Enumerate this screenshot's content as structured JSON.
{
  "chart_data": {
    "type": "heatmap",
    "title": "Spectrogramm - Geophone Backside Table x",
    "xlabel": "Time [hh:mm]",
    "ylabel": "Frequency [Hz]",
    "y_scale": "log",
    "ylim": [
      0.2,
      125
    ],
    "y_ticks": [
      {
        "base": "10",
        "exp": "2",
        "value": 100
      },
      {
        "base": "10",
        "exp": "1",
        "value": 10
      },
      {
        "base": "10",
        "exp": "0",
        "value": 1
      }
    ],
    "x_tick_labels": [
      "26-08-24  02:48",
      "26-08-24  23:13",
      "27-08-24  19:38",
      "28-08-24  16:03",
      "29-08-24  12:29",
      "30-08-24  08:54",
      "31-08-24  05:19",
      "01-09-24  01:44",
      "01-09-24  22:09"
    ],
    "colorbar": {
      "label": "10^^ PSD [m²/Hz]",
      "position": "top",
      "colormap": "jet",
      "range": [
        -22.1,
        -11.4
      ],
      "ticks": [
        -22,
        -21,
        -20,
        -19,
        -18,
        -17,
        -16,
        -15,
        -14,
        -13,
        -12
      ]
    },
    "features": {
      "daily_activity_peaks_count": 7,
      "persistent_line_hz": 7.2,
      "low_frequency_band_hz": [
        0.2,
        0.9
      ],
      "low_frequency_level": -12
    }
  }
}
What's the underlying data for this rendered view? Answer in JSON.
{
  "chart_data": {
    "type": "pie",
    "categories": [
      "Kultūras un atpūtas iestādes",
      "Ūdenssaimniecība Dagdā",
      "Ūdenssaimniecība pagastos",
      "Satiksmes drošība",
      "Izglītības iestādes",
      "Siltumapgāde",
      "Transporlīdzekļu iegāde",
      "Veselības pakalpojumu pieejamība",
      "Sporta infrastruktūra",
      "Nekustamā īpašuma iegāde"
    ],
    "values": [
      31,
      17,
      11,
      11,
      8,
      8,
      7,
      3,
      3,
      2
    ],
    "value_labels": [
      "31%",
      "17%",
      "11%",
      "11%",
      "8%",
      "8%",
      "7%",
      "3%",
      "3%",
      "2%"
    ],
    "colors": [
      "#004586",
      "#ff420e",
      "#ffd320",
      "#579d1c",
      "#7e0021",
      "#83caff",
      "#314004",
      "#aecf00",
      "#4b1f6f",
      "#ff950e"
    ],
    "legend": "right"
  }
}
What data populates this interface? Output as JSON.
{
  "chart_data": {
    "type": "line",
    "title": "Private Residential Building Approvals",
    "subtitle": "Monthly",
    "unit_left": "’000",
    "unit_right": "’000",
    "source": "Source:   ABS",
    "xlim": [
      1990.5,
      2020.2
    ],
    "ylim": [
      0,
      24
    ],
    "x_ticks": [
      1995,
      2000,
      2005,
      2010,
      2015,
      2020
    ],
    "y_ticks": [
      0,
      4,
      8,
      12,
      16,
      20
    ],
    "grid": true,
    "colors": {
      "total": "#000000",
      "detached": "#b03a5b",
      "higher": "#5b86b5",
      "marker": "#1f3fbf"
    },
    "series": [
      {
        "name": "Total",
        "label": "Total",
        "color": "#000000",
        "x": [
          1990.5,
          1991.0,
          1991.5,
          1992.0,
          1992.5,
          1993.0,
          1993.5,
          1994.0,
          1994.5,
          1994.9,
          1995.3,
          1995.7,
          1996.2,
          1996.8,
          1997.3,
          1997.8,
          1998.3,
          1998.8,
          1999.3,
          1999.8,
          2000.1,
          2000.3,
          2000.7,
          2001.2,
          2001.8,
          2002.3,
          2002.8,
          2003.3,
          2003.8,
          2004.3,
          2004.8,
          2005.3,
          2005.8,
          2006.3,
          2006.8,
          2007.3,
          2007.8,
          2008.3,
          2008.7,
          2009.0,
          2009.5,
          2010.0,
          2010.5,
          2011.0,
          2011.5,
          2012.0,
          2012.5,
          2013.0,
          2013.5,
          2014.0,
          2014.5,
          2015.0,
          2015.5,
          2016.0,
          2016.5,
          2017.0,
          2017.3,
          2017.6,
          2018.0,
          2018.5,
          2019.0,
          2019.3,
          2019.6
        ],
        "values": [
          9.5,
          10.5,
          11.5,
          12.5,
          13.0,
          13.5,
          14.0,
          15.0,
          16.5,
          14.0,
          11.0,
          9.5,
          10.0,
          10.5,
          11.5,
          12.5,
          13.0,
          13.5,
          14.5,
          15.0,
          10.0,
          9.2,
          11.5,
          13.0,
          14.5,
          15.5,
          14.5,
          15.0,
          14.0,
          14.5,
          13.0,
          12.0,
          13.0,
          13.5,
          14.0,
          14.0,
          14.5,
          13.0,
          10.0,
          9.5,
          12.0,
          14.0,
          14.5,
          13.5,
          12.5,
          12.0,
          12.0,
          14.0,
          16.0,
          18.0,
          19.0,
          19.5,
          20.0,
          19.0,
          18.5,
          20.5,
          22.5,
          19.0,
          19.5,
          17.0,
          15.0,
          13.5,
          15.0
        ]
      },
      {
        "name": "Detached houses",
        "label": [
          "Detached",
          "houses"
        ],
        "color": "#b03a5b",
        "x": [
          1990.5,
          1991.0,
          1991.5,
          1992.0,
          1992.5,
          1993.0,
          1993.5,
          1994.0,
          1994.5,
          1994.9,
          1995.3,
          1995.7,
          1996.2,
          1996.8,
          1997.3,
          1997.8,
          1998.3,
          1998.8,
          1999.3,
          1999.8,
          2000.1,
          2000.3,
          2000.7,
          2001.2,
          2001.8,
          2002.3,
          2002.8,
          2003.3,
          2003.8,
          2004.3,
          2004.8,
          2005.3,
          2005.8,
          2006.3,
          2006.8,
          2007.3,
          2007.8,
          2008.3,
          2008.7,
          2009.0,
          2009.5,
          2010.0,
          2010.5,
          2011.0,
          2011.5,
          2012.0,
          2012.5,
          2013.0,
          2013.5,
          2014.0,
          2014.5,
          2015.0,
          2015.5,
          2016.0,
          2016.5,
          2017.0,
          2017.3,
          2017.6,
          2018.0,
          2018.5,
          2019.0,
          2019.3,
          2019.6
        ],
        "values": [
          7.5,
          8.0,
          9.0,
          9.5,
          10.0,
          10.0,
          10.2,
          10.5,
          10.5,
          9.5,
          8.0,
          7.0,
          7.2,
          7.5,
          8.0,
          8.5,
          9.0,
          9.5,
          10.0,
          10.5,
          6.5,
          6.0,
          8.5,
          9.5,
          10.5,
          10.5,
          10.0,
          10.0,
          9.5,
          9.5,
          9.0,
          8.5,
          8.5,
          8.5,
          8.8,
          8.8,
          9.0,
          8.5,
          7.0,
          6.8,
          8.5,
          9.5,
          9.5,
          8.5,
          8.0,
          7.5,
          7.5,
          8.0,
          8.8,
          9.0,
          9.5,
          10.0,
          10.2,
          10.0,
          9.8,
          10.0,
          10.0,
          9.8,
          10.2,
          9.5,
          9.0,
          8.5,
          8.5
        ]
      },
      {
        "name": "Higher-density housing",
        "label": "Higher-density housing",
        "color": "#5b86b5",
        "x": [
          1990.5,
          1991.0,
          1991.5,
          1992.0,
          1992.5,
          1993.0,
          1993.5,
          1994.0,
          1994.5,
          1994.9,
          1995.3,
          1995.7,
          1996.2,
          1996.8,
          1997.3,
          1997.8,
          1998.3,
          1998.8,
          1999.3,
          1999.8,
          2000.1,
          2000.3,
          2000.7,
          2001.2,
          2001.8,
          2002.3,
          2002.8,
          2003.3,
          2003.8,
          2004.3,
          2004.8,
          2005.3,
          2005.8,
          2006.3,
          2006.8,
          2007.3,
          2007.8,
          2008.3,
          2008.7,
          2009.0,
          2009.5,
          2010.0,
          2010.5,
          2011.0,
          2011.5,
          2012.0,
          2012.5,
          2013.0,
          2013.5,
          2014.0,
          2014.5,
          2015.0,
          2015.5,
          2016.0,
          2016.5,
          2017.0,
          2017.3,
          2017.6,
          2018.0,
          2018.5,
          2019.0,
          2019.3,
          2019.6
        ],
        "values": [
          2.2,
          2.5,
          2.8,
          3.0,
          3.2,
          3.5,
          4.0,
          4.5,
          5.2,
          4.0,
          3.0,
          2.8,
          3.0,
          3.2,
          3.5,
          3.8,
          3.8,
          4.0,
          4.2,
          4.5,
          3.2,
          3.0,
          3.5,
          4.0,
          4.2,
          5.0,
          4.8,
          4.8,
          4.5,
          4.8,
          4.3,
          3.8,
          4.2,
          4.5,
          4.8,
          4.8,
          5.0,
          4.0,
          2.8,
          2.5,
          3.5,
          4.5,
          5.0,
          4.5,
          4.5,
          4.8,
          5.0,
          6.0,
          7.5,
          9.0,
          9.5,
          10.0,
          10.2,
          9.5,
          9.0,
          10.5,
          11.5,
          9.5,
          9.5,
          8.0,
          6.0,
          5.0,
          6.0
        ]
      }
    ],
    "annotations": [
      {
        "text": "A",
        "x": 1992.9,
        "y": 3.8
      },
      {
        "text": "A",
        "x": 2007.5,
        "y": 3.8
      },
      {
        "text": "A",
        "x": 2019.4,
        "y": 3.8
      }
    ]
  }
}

*REQUIRED WORK*
Collect from the data above every line that includes "JSON".

*ANSWER TO THE TASK*
Enumerate this screenshot's content as structured JSON.
What's the underlying data for this rendered view? Answer in JSON.
What data populates this interface? Output as JSON.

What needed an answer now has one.